→ **Exercise objective**
Reproduce each of the rows below word for word, omitting the pictures from your answer.

→ **Recorded information**
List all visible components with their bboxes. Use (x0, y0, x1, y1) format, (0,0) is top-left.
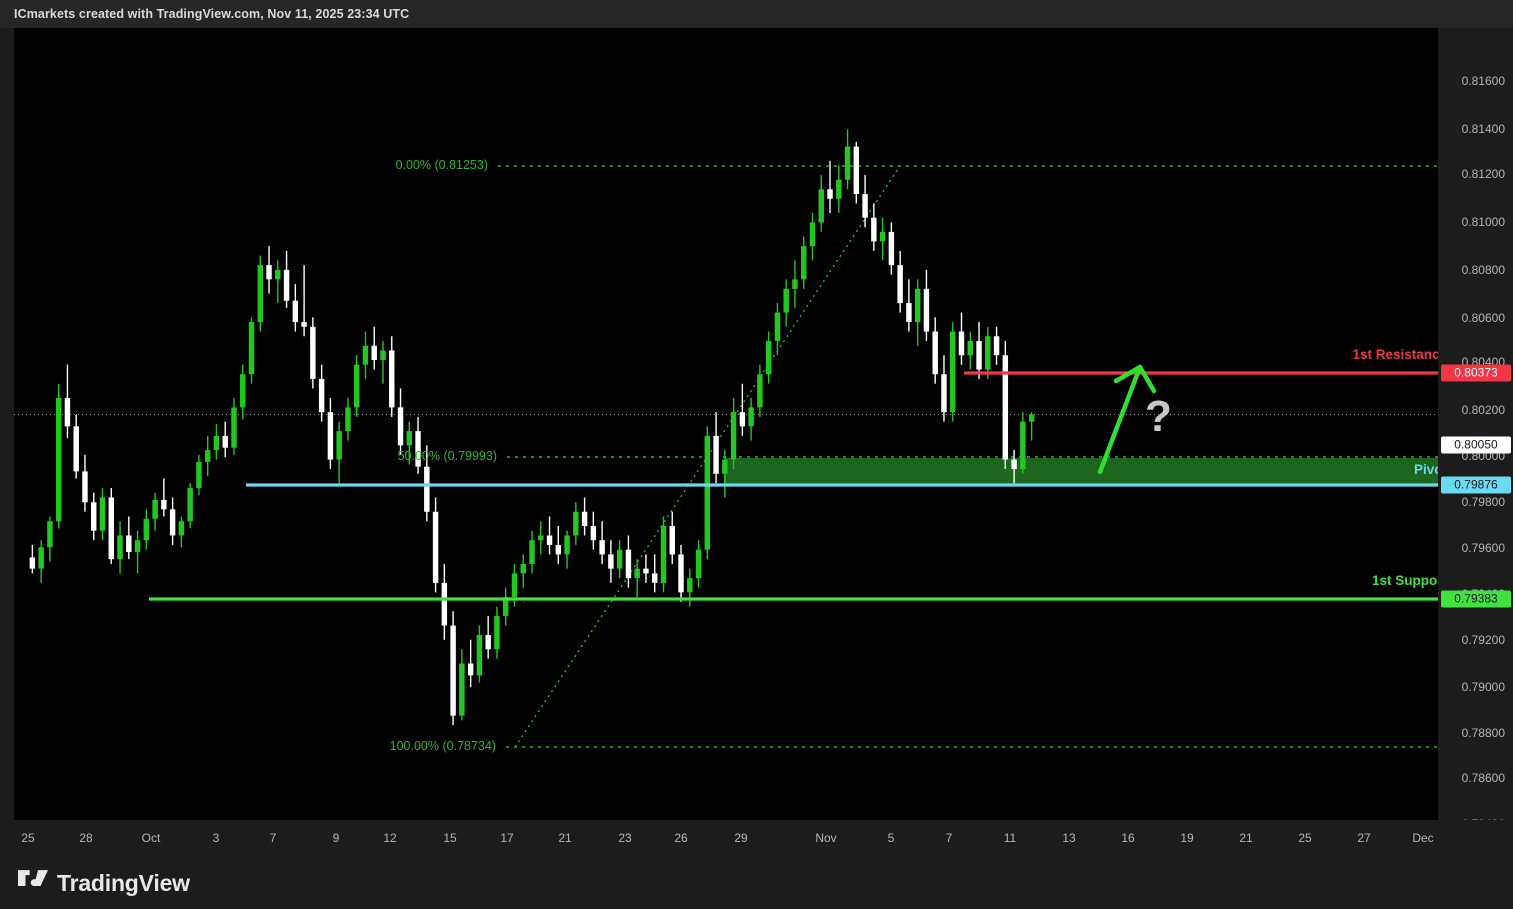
price-tick: 0.80200 (1461, 403, 1505, 417)
time-tick: 29 (734, 831, 748, 845)
time-tick: Oct (141, 831, 161, 845)
fib-100-label: 100.00% (0.78734) (389, 739, 496, 753)
fib-trend-line[interactable] (514, 165, 901, 748)
time-tick: 12 (383, 831, 397, 845)
time-tick: 13 (1062, 831, 1076, 845)
time-tick: 25 (21, 831, 35, 845)
time-tick: 21 (1239, 831, 1253, 845)
attribution-text: ICmarkets created with TradingView.com, … (14, 7, 410, 21)
time-tick: 16 (1121, 831, 1135, 845)
time-tick: 19 (1180, 831, 1194, 845)
price-tick: 0.78600 (1461, 771, 1505, 785)
time-tick: 23 (618, 831, 632, 845)
candlestick-series (29, 129, 1035, 726)
time-tick: 3 (212, 831, 220, 845)
chart-pane[interactable]: 0.00% (0.81253) 50.00% (0.79993) 100.00% (… (14, 28, 1438, 820)
price-tick: 0.81400 (1461, 122, 1505, 136)
pivot-demand-zone[interactable] (724, 458, 1438, 485)
fib-0-label: 0.00% (0.81253) (395, 158, 488, 172)
time-tick: 15 (443, 831, 457, 845)
time-tick: 25 (1298, 831, 1312, 845)
attribution-bar: ICmarkets created with TradingView.com, … (0, 0, 1513, 28)
time-tick: 7 (269, 831, 277, 845)
price-tick: 0.81200 (1461, 167, 1505, 181)
price-tick: 0.79800 (1461, 495, 1505, 509)
time-tick: Nov (815, 831, 837, 845)
price-tick: 0.80600 (1461, 311, 1505, 325)
tradingview-logo-icon (18, 870, 48, 897)
question-mark-annotation: ? (1145, 392, 1172, 441)
time-tick: Dec (1412, 831, 1434, 845)
time-axis[interactable]: 25 28 Oct 3 7 9 12 15 17 21 23 26 29 Nov 5 7 11 13 16 19 21 2… (0, 820, 1513, 858)
time-tick: 17 (500, 831, 514, 845)
support-line-label: 1st Support (1371, 573, 1438, 588)
last-price-badge[interactable]: 0.80050 (1441, 436, 1511, 454)
time-tick: 26 (674, 831, 688, 845)
time-tick: 9 (332, 831, 340, 845)
price-tick: 0.79600 (1461, 541, 1505, 555)
pivot-line-label: Pivot (1413, 462, 1438, 477)
time-tick: 21 (558, 831, 572, 845)
resistance-price-badge[interactable]: 0.80373 (1441, 364, 1511, 382)
price-axis[interactable]: 0.81600 0.81400 0.81200 0.81000 0.80800 0.806… (1438, 28, 1513, 831)
price-tick: 0.79000 (1461, 680, 1505, 694)
price-tick: 0.81000 (1461, 215, 1505, 229)
time-tick: 7 (945, 831, 953, 845)
chart-canvas (14, 129, 1438, 748)
time-tick: 5 (887, 831, 895, 845)
price-tick: 0.81600 (1461, 74, 1505, 88)
fib-50-label: 50.00% (0.79993) (397, 449, 497, 463)
time-tick: 28 (79, 831, 93, 845)
tradingview-logo-text: TradingView (57, 870, 190, 896)
price-tick: 0.79200 (1461, 633, 1505, 647)
price-tick: 0.78800 (1461, 726, 1505, 740)
support-price-badge[interactable]: 0.79383 (1441, 590, 1511, 608)
tradingview-logo: TradingView (18, 870, 190, 897)
time-tick: 11 (1003, 831, 1017, 845)
branding-bar: TradingView (0, 858, 1513, 909)
resistance-line-label: 1st Resistance (1352, 347, 1438, 362)
time-tick: 27 (1357, 831, 1371, 845)
time-axis-ticks: 25 28 Oct 3 7 9 12 15 17 21 23 26 29 Nov 5 7 11 13 16 19 21 2… (14, 820, 1438, 858)
price-tick: 0.80800 (1461, 263, 1505, 277)
pivot-price-badge[interactable]: 0.79876 (1441, 476, 1511, 494)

→ **Answer to this exercise**
List all visible components with their bboxes. Use (x0, y0, x1, y1) format, (0,0) is top-left.
price-tick: 0.80200 (1461, 403, 1505, 417)
time-tick: 29 (734, 831, 748, 845)
time-tick: Oct (141, 831, 161, 845)
fib-100-label: 100.00% (0.78734) (389, 739, 496, 753)
fib-trend-line[interactable] (514, 165, 901, 748)
time-tick: 12 (383, 831, 397, 845)
time-tick: 13 (1062, 831, 1076, 845)
time-tick: 25 (21, 831, 35, 845)
time-tick: 21 (1239, 831, 1253, 845)
attribution-text: ICmarkets created with TradingView.com, … (14, 7, 410, 21)
time-tick: 16 (1121, 831, 1135, 845)
time-tick: 19 (1180, 831, 1194, 845)
price-tick: 0.78600 (1461, 771, 1505, 785)
time-tick: 23 (618, 831, 632, 845)
candlestick-series (29, 129, 1035, 726)
time-tick: 3 (212, 831, 220, 845)
chart-pane[interactable]: 0.00% (0.81253) 50.00% (0.79993) 100.00% (… (14, 28, 1438, 820)
price-tick: 0.81400 (1461, 122, 1505, 136)
pivot-demand-zone[interactable] (724, 458, 1438, 485)
fib-0-label: 0.00% (0.81253) (395, 158, 488, 172)
time-tick: 15 (443, 831, 457, 845)
time-tick: 25 (1298, 831, 1312, 845)
attribution-bar: ICmarkets created with TradingView.com, … (0, 0, 1513, 28)
time-tick: 7 (269, 831, 277, 845)
price-tick: 0.81200 (1461, 167, 1505, 181)
price-tick: 0.79800 (1461, 495, 1505, 509)
time-tick: Nov (815, 831, 837, 845)
price-tick: 0.80600 (1461, 311, 1505, 325)
tradingview-logo-icon (18, 870, 48, 897)
question-mark-annotation: ? (1145, 392, 1172, 441)
time-tick: Dec (1412, 831, 1434, 845)
time-axis[interactable]: 25 28 Oct 3 7 9 12 15 17 21 23 26 29 Nov 5 7 11 13 16 19 21 2… (0, 820, 1513, 858)
time-tick: 17 (500, 831, 514, 845)
support-line-label: 1st Support (1371, 573, 1438, 588)
last-price-badge[interactable]: 0.80050 (1441, 436, 1511, 454)
time-tick: 26 (674, 831, 688, 845)
time-tick: 9 (332, 831, 340, 845)
price-tick: 0.79600 (1461, 541, 1505, 555)
pivot-line-label: Pivot (1413, 462, 1438, 477)
time-tick: 21 (558, 831, 572, 845)
resistance-price-badge[interactable]: 0.80373 (1441, 364, 1511, 382)
price-axis[interactable]: 0.81600 0.81400 0.81200 0.81000 0.80800 0.806… (1438, 28, 1513, 831)
price-tick: 0.79000 (1461, 680, 1505, 694)
price-tick: 0.81000 (1461, 215, 1505, 229)
time-tick: 7 (945, 831, 953, 845)
chart-canvas (14, 129, 1438, 748)
time-tick: 5 (887, 831, 895, 845)
price-tick: 0.81600 (1461, 74, 1505, 88)
fib-50-label: 50.00% (0.79993) (397, 449, 497, 463)
time-tick: 28 (79, 831, 93, 845)
tradingview-logo-text: TradingView (57, 870, 190, 896)
price-tick: 0.79200 (1461, 633, 1505, 647)
price-tick: 0.78800 (1461, 726, 1505, 740)
support-price-badge[interactable]: 0.79383 (1441, 590, 1511, 608)
tradingview-logo: TradingView (18, 870, 190, 897)
time-tick: 11 (1003, 831, 1017, 845)
branding-bar: TradingView (0, 858, 1513, 909)
resistance-line-label: 1st Resistance (1352, 347, 1438, 362)
time-tick: 27 (1357, 831, 1371, 845)
time-axis-ticks: 25 28 Oct 3 7 9 12 15 17 21 23 26 29 Nov 5 7 11 13 16 19 21 2… (14, 820, 1438, 858)
price-tick: 0.80800 (1461, 263, 1505, 277)
pivot-price-badge[interactable]: 0.79876 (1441, 476, 1511, 494)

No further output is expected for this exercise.